* **Given exercise**:
Look for the string "Investitionen" in every line, and copy each line that has it.

* **Records for the exercise**:
++++++++++

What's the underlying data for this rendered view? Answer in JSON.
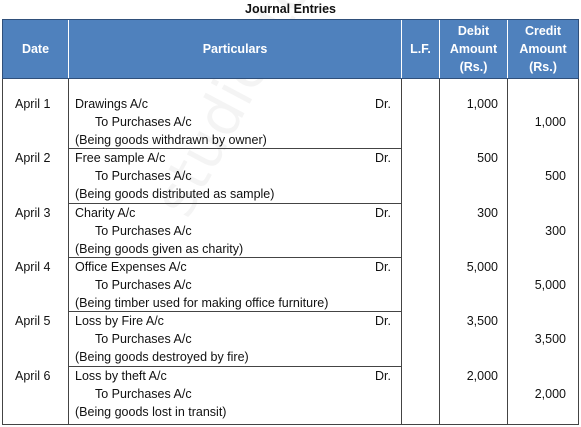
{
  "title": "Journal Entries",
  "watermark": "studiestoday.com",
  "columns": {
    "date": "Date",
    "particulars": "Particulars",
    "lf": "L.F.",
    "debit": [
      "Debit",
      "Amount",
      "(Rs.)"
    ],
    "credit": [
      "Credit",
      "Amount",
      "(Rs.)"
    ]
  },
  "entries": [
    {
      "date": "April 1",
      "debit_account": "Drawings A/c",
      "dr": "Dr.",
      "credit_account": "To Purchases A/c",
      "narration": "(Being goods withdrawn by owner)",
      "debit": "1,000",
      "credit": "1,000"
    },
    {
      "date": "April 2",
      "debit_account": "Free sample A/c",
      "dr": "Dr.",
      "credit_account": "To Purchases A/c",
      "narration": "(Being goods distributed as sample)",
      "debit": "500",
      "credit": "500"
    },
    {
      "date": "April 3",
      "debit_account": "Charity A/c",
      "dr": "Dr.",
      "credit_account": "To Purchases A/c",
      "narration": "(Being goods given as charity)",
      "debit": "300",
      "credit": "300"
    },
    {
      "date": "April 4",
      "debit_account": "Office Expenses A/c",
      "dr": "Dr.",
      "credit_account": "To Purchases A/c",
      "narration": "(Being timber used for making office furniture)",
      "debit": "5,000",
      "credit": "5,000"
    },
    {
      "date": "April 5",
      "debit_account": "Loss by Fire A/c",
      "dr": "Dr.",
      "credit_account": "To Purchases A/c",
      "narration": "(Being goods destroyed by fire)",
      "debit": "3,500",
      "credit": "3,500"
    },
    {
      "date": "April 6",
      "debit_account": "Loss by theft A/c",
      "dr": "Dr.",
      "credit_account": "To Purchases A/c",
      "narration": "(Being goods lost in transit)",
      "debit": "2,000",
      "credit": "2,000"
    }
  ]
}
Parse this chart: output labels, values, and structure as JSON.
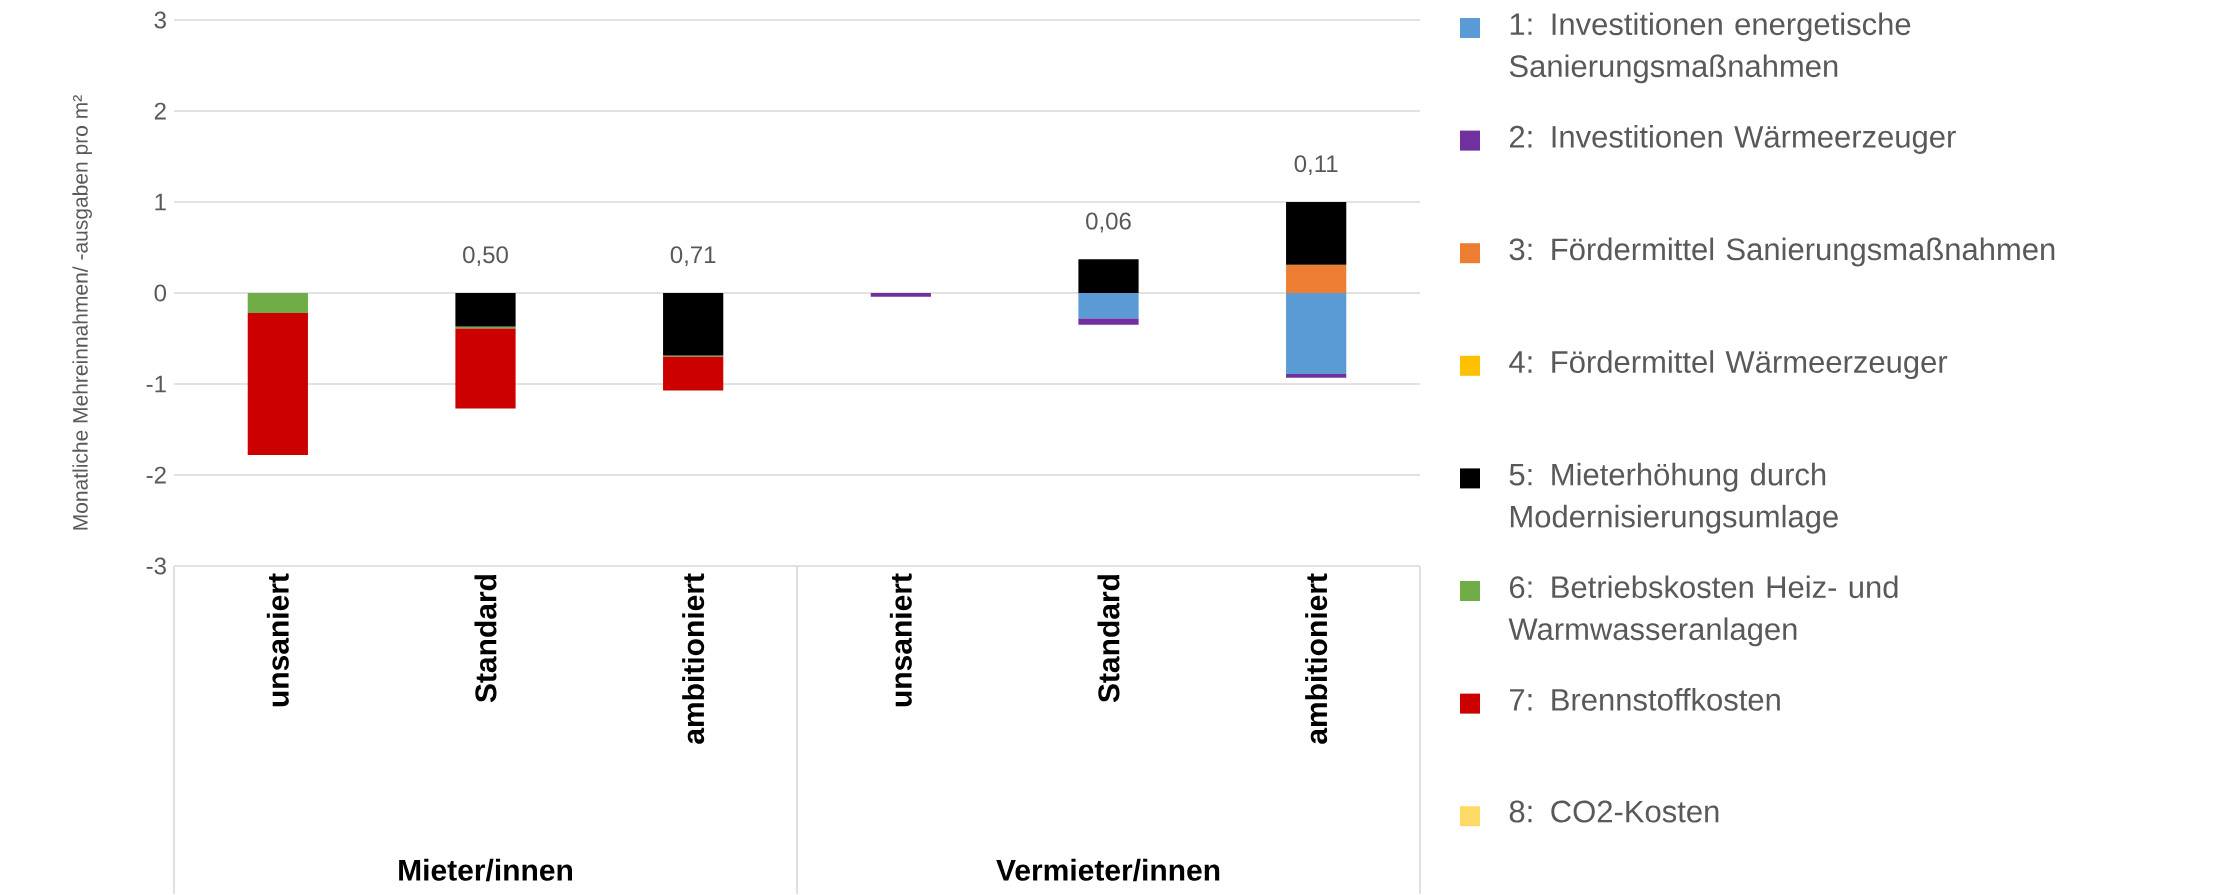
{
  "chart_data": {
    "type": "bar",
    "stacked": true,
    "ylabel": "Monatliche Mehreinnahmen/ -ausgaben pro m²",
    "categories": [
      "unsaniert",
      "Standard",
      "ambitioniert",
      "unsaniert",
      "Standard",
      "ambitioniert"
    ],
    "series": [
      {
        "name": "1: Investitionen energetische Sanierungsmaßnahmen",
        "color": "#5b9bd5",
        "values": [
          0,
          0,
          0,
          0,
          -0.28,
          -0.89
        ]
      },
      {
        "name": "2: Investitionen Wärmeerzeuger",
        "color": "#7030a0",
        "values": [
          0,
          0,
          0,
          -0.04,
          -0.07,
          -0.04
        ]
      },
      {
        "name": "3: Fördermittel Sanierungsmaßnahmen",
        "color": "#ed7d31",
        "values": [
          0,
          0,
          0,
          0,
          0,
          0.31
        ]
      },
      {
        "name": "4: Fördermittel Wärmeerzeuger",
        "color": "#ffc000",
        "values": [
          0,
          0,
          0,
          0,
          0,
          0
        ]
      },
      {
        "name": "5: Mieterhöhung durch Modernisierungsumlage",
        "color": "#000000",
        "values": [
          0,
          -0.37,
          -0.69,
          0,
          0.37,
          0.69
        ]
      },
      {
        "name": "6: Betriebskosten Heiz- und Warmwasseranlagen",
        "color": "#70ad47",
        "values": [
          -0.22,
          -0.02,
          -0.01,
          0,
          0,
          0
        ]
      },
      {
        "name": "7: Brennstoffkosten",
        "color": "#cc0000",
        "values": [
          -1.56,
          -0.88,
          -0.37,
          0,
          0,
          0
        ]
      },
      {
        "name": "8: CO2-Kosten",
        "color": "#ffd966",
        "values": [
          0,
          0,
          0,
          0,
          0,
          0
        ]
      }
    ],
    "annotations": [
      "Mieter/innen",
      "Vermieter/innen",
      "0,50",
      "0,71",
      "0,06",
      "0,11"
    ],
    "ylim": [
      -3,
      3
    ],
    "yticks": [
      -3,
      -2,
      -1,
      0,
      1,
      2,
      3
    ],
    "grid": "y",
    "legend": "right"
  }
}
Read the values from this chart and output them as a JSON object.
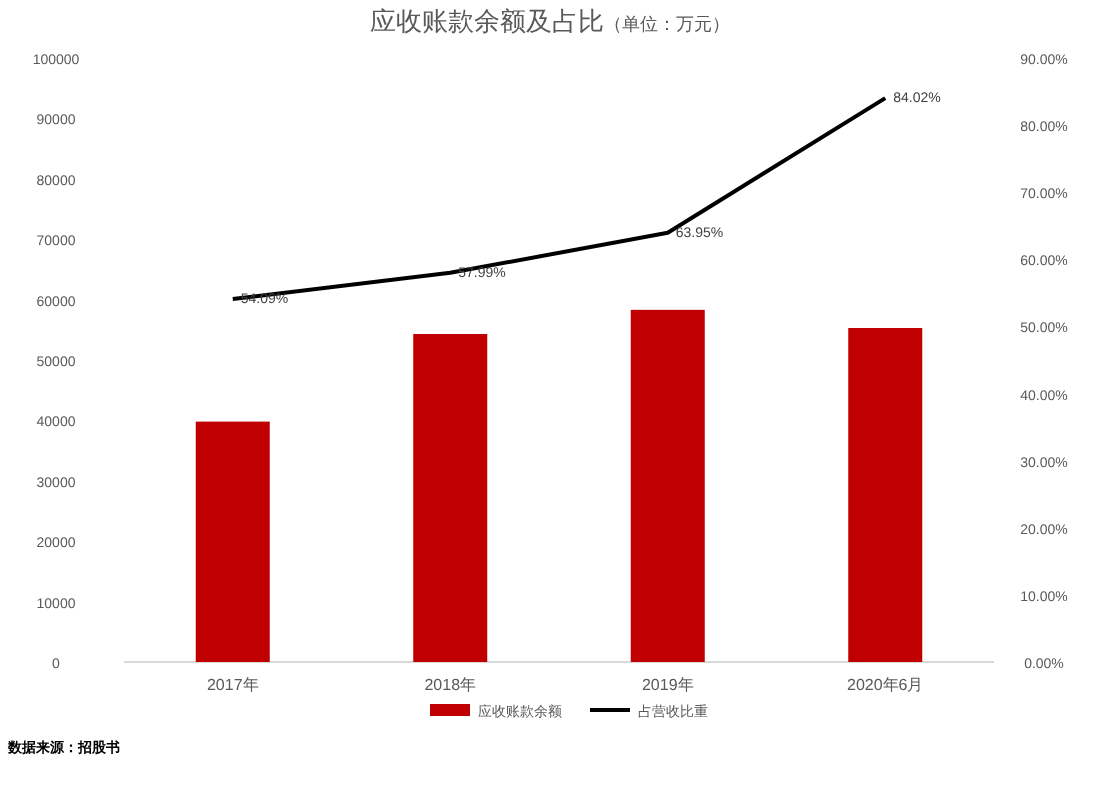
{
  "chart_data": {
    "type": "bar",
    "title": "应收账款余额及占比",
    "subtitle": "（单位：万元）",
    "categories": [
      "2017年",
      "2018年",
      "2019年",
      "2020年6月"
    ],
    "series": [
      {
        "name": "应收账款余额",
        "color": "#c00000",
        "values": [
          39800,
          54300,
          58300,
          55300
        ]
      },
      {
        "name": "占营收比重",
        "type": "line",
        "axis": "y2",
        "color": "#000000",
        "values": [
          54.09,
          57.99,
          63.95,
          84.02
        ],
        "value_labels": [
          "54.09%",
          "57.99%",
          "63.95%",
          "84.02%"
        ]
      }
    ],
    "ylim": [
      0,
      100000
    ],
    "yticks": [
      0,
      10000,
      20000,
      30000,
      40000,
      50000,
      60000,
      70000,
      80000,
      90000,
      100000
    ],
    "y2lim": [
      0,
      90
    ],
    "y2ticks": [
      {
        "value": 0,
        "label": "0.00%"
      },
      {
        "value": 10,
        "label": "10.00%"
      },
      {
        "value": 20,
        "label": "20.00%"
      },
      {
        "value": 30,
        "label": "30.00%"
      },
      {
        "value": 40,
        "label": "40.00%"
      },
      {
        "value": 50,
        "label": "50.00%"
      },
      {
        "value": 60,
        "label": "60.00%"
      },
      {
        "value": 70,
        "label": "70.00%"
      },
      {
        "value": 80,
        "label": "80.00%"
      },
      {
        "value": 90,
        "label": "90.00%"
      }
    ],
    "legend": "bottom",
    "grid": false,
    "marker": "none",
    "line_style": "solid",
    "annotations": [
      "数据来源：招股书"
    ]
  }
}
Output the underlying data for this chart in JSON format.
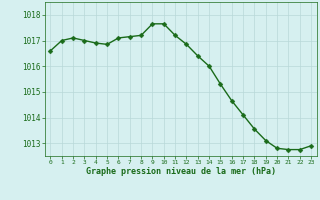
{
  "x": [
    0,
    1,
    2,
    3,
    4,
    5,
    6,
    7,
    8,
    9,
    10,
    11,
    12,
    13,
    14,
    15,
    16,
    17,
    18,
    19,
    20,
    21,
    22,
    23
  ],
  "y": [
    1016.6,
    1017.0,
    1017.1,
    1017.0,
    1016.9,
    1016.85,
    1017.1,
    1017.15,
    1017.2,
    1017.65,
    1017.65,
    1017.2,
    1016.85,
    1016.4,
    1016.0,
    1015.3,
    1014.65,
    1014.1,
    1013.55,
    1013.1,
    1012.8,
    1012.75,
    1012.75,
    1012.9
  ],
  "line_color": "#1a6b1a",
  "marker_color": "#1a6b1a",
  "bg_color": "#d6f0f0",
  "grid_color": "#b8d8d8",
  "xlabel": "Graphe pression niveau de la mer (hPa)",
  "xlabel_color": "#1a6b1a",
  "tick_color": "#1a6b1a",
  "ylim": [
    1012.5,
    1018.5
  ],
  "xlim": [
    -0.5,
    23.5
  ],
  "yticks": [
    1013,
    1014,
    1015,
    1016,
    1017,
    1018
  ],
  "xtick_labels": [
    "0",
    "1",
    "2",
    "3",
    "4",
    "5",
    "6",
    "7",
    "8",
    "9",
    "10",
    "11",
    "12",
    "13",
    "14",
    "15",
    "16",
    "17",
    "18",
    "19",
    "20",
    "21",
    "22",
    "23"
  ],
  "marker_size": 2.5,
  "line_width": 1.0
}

++++++++++

* **Exercise solution**:
        "name": "1: Investitionen energetische Sanierungsmaßnahmen",
        "name": "2: Investitionen Wärmeerzeuger",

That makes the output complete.